▶ _DATA SUPPLIED_:
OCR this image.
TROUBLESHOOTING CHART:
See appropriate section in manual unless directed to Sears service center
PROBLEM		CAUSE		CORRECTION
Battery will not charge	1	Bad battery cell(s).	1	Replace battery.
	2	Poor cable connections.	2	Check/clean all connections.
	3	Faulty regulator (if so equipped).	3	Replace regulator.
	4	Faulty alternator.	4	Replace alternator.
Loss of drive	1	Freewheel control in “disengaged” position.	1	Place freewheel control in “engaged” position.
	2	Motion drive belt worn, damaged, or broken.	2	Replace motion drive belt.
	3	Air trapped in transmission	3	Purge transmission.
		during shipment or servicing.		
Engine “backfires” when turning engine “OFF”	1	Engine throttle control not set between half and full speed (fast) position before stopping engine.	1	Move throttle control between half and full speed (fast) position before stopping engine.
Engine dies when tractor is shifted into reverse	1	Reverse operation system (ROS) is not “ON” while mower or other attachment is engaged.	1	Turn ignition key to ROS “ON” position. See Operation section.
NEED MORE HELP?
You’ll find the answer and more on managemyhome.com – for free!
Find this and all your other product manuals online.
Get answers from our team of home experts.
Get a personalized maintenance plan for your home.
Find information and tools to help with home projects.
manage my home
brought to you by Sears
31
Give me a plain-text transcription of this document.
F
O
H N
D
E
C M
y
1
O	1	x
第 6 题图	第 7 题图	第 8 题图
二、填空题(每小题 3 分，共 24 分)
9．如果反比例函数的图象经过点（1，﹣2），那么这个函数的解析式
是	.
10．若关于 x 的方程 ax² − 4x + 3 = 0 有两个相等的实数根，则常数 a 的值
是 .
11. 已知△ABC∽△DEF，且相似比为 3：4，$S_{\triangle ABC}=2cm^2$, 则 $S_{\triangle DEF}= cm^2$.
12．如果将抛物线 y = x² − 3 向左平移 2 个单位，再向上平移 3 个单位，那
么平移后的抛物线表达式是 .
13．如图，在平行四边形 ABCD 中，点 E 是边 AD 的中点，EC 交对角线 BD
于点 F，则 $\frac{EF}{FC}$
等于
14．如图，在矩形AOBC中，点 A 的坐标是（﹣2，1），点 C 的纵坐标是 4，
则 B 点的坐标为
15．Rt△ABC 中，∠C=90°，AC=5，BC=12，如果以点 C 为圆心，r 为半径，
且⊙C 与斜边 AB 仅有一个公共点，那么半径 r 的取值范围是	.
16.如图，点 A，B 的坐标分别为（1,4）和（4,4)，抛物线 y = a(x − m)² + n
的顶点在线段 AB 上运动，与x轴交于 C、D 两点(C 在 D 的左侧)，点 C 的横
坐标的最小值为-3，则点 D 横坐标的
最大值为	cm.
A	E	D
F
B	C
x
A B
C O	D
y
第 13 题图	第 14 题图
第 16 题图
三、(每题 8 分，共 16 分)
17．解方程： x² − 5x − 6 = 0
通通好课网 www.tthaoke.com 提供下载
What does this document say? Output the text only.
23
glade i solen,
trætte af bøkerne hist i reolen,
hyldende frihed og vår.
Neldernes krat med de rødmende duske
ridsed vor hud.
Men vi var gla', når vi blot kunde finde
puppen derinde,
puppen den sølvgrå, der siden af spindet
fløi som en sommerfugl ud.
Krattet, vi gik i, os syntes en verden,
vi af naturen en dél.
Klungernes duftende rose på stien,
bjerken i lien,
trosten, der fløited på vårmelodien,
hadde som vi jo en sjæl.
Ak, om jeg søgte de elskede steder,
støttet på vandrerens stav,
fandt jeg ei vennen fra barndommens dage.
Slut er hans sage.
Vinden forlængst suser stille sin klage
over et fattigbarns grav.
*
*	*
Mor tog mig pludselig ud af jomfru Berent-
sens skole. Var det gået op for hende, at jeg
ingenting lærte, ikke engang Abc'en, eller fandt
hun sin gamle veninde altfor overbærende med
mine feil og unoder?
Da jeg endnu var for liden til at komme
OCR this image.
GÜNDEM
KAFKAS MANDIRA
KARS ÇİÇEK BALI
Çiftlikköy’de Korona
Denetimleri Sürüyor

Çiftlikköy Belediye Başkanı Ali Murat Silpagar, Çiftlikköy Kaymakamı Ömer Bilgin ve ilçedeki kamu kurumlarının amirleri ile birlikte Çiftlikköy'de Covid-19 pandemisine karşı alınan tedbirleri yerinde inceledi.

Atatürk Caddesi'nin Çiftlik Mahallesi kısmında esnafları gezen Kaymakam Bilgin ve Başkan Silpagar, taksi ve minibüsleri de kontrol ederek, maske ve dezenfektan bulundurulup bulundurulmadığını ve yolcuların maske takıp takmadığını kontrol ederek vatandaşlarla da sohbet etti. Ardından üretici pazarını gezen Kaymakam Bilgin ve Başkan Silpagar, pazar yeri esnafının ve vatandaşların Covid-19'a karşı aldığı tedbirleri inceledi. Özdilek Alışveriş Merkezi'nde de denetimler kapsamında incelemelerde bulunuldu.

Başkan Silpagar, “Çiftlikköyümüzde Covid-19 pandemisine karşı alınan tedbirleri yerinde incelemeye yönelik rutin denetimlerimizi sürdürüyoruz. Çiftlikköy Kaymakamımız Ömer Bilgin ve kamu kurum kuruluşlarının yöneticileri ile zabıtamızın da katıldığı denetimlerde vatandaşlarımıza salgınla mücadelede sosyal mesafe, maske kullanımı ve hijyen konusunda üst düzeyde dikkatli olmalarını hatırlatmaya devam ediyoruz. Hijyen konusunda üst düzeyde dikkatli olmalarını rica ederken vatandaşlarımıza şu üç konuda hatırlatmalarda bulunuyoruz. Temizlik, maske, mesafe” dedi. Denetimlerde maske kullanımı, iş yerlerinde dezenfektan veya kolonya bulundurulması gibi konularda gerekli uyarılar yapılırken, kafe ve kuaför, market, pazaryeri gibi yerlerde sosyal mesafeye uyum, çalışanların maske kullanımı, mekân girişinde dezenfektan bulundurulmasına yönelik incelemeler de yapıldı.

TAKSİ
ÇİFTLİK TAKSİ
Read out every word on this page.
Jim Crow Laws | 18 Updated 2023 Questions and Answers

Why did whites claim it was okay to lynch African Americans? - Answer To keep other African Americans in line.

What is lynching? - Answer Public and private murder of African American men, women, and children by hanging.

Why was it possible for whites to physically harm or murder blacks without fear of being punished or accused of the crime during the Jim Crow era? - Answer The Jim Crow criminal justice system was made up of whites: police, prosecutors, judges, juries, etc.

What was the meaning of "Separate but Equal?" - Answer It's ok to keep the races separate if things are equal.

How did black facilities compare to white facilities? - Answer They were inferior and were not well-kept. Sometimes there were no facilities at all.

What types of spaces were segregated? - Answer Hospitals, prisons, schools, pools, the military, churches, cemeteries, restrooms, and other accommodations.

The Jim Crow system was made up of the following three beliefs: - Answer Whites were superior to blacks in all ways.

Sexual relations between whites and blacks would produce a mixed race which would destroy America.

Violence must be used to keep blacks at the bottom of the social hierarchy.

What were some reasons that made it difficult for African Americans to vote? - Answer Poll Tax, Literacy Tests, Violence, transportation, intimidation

▶ _SET PROBLEM_:
Using the material above, print every entry exactly as written.

▶ _OUTPUT BELOW_:
OCR this image.
TROUBLESHOOTING CHART:
See appropriate section in manual unless directed to Sears service center
PROBLEM		CAUSE		CORRECTION
Battery will not charge	1	Bad battery cell(s).	1	Replace battery.
	2	Poor cable connections.	2	Check/clean all connections.
	3	Faulty regulator (if so equipped).	3	Replace regulator.
	4	Faulty alternator.	4	Replace alternator.
Loss of drive	1	Freewheel control in “disengaged” position.	1	Place freewheel control in “engaged” position.
	2	Motion drive belt worn, damaged, or broken.	2	Replace motion drive belt.
	3	Air trapped in transmission	3	Purge transmission.
		during shipment or servicing.		
Engine “backfires” when turning engine “OFF”	1	Engine throttle control not set between half and full speed (fast) position before stopping engine.	1	Move throttle control between half and full speed (fast) position before stopping engine.
Engine dies when tractor is shifted into reverse	1	Reverse operation system (ROS) is not “ON” while mower or other attachment is engaged.	1	Turn ignition key to ROS “ON” position. See Operation section.
NEED MORE HELP?
You’ll find the answer and more on managemyhome.com – for free!
Find this and all your other product manuals online.
Get answers from our team of home experts.
Get a personalized maintenance plan for your home.
Find information and tools to help with home projects.
manage my home
brought to you by Sears
31
Give me a plain-text transcription of this document.
F
O
H N
D
E
C M
y
1
O	1	x
第 6 题图	第 7 题图	第 8 题图
二、填空题(每小题 3 分，共 24 分)
9．如果反比例函数的图象经过点（1，﹣2），那么这个函数的解析式
是	.
10．若关于 x 的方程 ax² − 4x + 3 = 0 有两个相等的实数根，则常数 a 的值
是 .
11. 已知△ABC∽△DEF，且相似比为 3：4，$S_{\triangle ABC}=2cm^2$, 则 $S_{\triangle DEF}= cm^2$.
12．如果将抛物线 y = x² − 3 向左平移 2 个单位，再向上平移 3 个单位，那
么平移后的抛物线表达式是 .
13．如图，在平行四边形 ABCD 中，点 E 是边 AD 的中点，EC 交对角线 BD
于点 F，则 $\frac{EF}{FC}$
等于
14．如图，在矩形AOBC中，点 A 的坐标是（﹣2，1），点 C 的纵坐标是 4，
则 B 点的坐标为
15．Rt△ABC 中，∠C=90°，AC=5，BC=12，如果以点 C 为圆心，r 为半径，
且⊙C 与斜边 AB 仅有一个公共点，那么半径 r 的取值范围是	.
16.如图，点 A，B 的坐标分别为（1,4）和（4,4)，抛物线 y = a(x − m)² + n
的顶点在线段 AB 上运动，与x轴交于 C、D 两点(C 在 D 的左侧)，点 C 的横
坐标的最小值为-3，则点 D 横坐标的
最大值为	cm.
A	E	D
F
B	C
x
A B
C O	D
y
第 13 题图	第 14 题图
第 16 题图
三、(每题 8 分，共 16 分)
17．解方程： x² − 5x − 6 = 0
通通好课网 www.tthaoke.com 提供下载
What does this document say? Output the text only.
23
glade i solen,
trætte af bøkerne hist i reolen,
hyldende frihed og vår.
Neldernes krat med de rødmende duske
ridsed vor hud.
Men vi var gla', når vi blot kunde finde
puppen derinde,
puppen den sølvgrå, der siden af spindet
fløi som en sommerfugl ud.
Krattet, vi gik i, os syntes en verden,
vi af naturen en dél.
Klungernes duftende rose på stien,
bjerken i lien,
trosten, der fløited på vårmelodien,
hadde som vi jo en sjæl.
Ak, om jeg søgte de elskede steder,
støttet på vandrerens stav,
fandt jeg ei vennen fra barndommens dage.
Slut er hans sage.
Vinden forlængst suser stille sin klage
over et fattigbarns grav.
*
*	*
Mor tog mig pludselig ud af jomfru Berent-
sens skole. Var det gået op for hende, at jeg
ingenting lærte, ikke engang Abc'en, eller fandt
hun sin gamle veninde altfor overbærende med
mine feil og unoder?
Da jeg endnu var for liden til at komme
OCR this image.
GÜNDEM
KAFKAS MANDIRA
KARS ÇİÇEK BALI
Çiftlikköy’de Korona
Denetimleri Sürüyor

Çiftlikköy Belediye Başkanı Ali Murat Silpagar, Çiftlikköy Kaymakamı Ömer Bilgin ve ilçedeki kamu kurumlarının amirleri ile birlikte Çiftlikköy'de Covid-19 pandemisine karşı alınan tedbirleri yerinde inceledi.

Atatürk Caddesi'nin Çiftlik Mahallesi kısmında esnafları gezen Kaymakam Bilgin ve Başkan Silpagar, taksi ve minibüsleri de kontrol ederek, maske ve dezenfektan bulundurulup bulundurulmadığını ve yolcuların maske takıp takmadığını kontrol ederek vatandaşlarla da sohbet etti. Ardından üretici pazarını gezen Kaymakam Bilgin ve Başkan Silpagar, pazar yeri esnafının ve vatandaşların Covid-19'a karşı aldığı tedbirleri inceledi. Özdilek Alışveriş Merkezi'nde de denetimler kapsamında incelemelerde bulunuldu.

Başkan Silpagar, “Çiftlikköyümüzde Covid-19 pandemisine karşı alınan tedbirleri yerinde incelemeye yönelik rutin denetimlerimizi sürdürüyoruz. Çiftlikköy Kaymakamımız Ömer Bilgin ve kamu kurum kuruluşlarının yöneticileri ile zabıtamızın da katıldığı denetimlerde vatandaşlarımıza salgınla mücadelede sosyal mesafe, maske kullanımı ve hijyen konusunda üst düzeyde dikkatli olmalarını hatırlatmaya devam ediyoruz. Hijyen konusunda üst düzeyde dikkatli olmalarını rica ederken vatandaşlarımıza şu üç konuda hatırlatmalarda bulunuyoruz. Temizlik, maske, mesafe” dedi. Denetimlerde maske kullanımı, iş yerlerinde dezenfektan veya kolonya bulundurulması gibi konularda gerekli uyarılar yapılırken, kafe ve kuaför, market, pazaryeri gibi yerlerde sosyal mesafeye uyum, çalışanların maske kullanımı, mekân girişinde dezenfektan bulundurulmasına yönelik incelemeler de yapıldı.

TAKSİ
ÇİFTLİK TAKSİ
Read out every word on this page.
Jim Crow Laws | 18 Updated 2023 Questions and Answers

Why did whites claim it was okay to lynch African Americans? - Answer To keep other African Americans in line.

What is lynching? - Answer Public and private murder of African American men, women, and children by hanging.

Why was it possible for whites to physically harm or murder blacks without fear of being punished or accused of the crime during the Jim Crow era? - Answer The Jim Crow criminal justice system was made up of whites: police, prosecutors, judges, juries, etc.

What was the meaning of "Separate but Equal?" - Answer It's ok to keep the races separate if things are equal.

How did black facilities compare to white facilities? - Answer They were inferior and were not well-kept. Sometimes there were no facilities at all.

What types of spaces were segregated? - Answer Hospitals, prisons, schools, pools, the military, churches, cemeteries, restrooms, and other accommodations.

The Jim Crow system was made up of the following three beliefs: - Answer Whites were superior to blacks in all ways.

Sexual relations between whites and blacks would produce a mixed race which would destroy America.

Violence must be used to keep blacks at the bottom of the social hierarchy.

What were some reasons that made it difficult for African Americans to vote? - Answer Poll Tax, Literacy Tests, Violence, transportation, intimidation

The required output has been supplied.